▶ WHAT NEEDS TO BE DONE
Could you give the data below again, exactly and completely?
** Start RECORD EXCERPTS **
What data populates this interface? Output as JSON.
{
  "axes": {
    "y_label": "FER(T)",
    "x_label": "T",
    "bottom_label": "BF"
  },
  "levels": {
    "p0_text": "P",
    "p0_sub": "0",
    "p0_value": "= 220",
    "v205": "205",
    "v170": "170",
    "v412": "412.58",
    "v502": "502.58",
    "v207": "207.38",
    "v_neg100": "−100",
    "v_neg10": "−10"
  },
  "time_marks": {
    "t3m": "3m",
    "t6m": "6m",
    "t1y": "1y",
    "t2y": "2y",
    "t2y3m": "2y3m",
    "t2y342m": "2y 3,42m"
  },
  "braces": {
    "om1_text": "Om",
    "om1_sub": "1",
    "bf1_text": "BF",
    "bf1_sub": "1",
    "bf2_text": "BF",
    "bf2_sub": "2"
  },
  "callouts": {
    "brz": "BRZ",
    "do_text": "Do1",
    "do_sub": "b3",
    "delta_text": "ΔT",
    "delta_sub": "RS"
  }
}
** End RECORD EXCERPTS **
▶ OUTPUT OF THE EXERCISE
What data populates this interface? Output as JSON.
{
  "axes": {
    "y_label": "FER(T)",
    "x_label": "T",
    "bottom_label": "BF"
  },
  "levels": {
    "p0_text": "P",
    "p0_sub": "0",
    "p0_value": "= 220",
    "v205": "205",
    "v170": "170",
    "v412": "412.58",
    "v502": "502.58",
    "v207": "207.38",
    "v_neg100": "−100",
    "v_neg10": "−10"
  },
  "time_marks": {
    "t3m": "3m",
    "t6m": "6m",
    "t1y": "1y",
    "t2y": "2y",
    "t2y3m": "2y3m",
    "t2y342m": "2y 3,42m"
  },
  "braces": {
    "om1_text": "Om",
    "om1_sub": "1",
    "bf1_text": "BF",
    "bf1_sub": "1",
    "bf2_text": "BF",
    "bf2_sub": "2"
  },
  "callouts": {
    "brz": "BRZ",
    "do_text": "Do1",
    "do_sub": "b3",
    "delta_text": "ΔT",
    "delta_sub": "RS"
  }
}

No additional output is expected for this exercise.